**TASK DIRECTIONS**.
Seek out every line containing the word "Windows", and copy each.
* begin *
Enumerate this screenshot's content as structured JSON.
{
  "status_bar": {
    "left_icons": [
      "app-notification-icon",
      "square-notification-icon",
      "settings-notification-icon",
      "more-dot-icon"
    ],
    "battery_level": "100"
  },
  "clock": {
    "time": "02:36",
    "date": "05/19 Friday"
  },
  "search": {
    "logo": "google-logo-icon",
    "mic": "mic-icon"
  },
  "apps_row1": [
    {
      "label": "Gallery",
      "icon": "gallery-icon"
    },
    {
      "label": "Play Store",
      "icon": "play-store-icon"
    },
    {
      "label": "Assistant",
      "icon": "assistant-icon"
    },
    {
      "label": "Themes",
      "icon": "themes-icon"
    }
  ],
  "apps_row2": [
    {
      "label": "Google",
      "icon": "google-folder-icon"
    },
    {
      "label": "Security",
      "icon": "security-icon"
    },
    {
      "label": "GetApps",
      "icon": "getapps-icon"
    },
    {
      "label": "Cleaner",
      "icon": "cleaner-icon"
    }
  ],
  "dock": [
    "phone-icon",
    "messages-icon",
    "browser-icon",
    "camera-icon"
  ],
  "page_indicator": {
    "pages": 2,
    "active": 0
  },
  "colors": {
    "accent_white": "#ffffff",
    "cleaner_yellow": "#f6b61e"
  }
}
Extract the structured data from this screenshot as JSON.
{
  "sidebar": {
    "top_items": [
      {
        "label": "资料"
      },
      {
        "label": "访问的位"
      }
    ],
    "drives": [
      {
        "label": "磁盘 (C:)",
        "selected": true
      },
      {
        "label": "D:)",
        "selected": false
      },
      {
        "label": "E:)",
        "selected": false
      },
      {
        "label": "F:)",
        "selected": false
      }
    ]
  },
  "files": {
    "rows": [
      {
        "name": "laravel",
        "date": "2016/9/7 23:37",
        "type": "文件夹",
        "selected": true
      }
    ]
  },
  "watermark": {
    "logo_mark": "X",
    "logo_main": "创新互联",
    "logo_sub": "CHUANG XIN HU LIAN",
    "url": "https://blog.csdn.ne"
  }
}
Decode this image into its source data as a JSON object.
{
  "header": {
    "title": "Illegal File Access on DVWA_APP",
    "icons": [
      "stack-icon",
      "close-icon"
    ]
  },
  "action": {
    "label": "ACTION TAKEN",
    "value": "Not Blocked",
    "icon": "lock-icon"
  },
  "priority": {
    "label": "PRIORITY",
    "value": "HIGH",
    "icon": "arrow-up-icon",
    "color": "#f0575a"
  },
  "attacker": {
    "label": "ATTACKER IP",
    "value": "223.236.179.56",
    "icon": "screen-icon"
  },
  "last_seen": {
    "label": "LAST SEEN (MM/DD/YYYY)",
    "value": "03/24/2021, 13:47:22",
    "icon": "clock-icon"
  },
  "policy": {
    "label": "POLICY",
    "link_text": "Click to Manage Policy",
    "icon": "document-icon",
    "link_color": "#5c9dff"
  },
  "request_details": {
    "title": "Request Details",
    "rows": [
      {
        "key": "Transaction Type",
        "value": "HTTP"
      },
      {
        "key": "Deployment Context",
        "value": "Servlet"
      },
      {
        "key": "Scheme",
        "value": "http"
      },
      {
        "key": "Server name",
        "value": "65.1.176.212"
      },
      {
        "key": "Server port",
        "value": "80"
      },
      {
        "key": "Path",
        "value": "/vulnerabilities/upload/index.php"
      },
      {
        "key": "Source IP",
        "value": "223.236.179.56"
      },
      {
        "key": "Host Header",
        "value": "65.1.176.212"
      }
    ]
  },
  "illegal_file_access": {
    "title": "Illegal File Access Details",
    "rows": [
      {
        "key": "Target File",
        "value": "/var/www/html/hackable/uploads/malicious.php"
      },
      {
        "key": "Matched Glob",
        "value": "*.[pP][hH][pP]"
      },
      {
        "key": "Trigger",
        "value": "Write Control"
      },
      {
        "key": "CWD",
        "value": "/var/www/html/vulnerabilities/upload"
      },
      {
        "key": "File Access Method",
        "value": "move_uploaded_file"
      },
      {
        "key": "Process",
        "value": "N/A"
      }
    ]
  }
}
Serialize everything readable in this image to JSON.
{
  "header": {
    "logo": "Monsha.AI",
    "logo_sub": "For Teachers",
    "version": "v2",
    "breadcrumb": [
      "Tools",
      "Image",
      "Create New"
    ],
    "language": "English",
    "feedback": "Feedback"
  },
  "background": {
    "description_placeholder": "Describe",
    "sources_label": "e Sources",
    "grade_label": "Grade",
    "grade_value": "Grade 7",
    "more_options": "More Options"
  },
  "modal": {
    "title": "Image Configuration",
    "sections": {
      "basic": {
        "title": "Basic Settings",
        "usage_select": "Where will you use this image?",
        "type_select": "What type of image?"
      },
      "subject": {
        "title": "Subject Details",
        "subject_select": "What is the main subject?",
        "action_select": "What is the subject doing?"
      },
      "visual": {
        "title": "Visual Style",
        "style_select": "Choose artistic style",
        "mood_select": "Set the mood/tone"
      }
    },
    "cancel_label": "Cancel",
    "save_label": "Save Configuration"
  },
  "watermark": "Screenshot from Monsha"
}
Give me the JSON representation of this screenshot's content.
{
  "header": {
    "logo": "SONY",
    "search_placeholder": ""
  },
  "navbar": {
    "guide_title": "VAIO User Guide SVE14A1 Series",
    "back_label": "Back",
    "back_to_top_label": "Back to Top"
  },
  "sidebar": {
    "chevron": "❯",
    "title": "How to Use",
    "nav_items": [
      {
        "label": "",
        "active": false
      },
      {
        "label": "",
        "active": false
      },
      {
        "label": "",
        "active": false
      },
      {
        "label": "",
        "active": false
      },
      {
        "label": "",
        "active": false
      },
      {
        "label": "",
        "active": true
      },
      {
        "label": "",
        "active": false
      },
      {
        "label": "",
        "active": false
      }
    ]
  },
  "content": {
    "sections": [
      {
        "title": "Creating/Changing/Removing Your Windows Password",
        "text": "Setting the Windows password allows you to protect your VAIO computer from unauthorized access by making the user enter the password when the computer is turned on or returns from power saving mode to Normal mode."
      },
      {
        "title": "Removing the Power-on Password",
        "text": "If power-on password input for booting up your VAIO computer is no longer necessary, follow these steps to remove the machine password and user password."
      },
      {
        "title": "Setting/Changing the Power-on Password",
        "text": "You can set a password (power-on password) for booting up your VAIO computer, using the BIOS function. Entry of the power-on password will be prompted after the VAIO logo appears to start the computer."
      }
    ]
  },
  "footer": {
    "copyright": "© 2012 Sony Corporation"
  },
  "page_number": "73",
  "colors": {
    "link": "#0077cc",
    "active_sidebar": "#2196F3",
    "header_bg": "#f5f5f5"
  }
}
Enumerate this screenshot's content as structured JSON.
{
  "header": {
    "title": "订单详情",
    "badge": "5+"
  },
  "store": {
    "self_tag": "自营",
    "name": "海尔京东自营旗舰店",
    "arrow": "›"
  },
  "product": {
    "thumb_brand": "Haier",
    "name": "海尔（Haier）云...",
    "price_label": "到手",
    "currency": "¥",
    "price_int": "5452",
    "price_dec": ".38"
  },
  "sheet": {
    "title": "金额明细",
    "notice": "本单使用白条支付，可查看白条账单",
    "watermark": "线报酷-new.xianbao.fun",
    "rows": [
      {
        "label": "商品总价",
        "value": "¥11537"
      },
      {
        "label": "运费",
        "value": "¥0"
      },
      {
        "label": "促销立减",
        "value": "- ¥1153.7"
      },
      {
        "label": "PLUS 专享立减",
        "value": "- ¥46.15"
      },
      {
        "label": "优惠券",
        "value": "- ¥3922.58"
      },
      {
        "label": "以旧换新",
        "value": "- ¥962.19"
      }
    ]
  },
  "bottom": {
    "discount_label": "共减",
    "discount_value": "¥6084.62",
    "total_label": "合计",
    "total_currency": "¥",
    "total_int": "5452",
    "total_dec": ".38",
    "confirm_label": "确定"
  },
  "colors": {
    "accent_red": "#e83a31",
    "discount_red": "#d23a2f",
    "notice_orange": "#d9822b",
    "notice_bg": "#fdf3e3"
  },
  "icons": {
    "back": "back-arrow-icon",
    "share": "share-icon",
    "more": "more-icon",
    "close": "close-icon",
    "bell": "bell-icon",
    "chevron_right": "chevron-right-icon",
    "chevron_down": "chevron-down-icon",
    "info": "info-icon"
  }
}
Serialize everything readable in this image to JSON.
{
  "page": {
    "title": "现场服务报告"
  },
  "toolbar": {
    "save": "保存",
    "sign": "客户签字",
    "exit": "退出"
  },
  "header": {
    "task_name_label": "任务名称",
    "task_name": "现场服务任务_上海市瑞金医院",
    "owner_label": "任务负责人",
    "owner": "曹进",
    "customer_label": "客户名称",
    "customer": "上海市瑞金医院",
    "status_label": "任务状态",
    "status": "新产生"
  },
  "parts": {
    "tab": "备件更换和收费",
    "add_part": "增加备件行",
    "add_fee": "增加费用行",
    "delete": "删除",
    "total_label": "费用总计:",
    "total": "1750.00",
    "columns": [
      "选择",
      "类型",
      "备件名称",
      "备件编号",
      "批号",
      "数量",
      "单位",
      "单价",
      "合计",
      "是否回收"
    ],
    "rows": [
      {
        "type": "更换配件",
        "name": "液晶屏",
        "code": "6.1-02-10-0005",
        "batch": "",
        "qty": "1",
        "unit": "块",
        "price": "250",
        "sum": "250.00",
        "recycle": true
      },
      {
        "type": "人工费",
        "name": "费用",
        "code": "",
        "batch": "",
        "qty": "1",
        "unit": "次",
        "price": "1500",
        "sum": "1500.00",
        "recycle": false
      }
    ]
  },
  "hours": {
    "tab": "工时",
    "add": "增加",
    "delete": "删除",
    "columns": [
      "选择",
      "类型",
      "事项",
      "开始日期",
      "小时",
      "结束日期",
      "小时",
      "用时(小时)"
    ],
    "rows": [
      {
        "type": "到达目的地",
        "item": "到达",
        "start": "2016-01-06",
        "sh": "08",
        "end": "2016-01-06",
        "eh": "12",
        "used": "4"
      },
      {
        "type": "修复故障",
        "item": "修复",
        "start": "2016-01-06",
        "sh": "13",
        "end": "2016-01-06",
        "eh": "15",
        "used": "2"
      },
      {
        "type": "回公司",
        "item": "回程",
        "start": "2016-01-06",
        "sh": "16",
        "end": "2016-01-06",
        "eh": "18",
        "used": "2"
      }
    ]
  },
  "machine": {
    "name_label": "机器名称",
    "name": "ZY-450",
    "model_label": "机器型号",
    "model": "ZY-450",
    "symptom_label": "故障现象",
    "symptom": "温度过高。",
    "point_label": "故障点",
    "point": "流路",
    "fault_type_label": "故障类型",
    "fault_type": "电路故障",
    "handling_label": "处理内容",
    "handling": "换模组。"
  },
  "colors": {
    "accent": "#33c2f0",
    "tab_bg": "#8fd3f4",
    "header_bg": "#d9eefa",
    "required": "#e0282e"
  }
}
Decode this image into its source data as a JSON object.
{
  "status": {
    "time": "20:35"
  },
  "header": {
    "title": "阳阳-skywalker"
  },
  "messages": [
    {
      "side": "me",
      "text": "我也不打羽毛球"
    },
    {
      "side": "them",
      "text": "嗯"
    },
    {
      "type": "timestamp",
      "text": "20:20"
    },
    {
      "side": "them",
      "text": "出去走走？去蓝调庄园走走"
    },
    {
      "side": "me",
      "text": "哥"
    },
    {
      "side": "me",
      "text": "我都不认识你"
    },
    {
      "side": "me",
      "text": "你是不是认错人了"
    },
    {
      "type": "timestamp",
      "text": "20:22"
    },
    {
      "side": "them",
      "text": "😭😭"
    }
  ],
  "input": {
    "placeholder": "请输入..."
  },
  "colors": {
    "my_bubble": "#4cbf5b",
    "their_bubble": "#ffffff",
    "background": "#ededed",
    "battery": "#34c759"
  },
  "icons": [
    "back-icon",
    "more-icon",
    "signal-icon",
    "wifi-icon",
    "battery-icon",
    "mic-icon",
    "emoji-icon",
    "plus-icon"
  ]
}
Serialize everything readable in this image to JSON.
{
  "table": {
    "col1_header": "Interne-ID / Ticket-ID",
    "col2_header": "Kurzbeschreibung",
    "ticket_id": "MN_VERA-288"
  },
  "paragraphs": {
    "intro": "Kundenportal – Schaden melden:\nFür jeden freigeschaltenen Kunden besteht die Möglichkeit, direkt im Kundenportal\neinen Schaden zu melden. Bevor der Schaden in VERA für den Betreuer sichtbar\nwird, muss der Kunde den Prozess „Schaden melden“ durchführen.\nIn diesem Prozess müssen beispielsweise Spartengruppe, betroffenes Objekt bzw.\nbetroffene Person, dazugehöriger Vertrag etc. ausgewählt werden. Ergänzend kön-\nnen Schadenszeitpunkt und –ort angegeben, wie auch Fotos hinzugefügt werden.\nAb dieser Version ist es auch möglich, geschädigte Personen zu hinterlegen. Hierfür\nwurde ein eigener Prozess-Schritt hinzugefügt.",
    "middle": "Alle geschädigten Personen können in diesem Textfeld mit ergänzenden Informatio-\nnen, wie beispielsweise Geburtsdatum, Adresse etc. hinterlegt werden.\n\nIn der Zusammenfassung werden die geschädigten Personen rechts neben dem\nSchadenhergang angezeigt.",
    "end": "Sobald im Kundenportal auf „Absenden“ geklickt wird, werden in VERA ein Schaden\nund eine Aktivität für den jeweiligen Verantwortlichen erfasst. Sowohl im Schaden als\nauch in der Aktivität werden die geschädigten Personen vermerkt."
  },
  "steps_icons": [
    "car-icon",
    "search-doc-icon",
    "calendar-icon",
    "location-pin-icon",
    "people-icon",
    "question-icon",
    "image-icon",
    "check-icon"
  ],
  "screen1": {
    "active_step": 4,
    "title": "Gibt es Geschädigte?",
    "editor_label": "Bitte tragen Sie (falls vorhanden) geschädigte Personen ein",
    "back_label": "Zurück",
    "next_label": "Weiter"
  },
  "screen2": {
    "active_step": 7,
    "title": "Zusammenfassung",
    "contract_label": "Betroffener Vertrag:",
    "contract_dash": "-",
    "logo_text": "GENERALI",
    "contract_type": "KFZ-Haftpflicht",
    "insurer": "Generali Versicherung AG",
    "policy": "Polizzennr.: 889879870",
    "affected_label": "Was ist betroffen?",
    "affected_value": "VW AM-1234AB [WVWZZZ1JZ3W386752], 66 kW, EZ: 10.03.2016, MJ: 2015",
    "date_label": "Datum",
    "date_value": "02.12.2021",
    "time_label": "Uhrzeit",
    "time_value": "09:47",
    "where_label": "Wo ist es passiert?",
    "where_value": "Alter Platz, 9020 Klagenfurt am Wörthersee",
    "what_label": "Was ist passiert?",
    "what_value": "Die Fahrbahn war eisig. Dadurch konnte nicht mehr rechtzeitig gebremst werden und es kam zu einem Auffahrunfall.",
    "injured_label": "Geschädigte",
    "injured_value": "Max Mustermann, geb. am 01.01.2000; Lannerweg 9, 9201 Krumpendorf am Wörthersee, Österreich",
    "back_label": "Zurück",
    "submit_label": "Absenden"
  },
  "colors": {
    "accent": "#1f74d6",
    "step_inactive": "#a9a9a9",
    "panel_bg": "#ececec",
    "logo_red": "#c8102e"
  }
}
* end *
**OUTPUT FOR THIS TASK**.
        "title": "Creating/Changing/Removing Your Windows Password",
        "text": "Setting the Windows password allows you to protect your VAIO computer from unauthorized access by making the user enter the password when the computer is turned on or returns from power saving mode to Normal mode."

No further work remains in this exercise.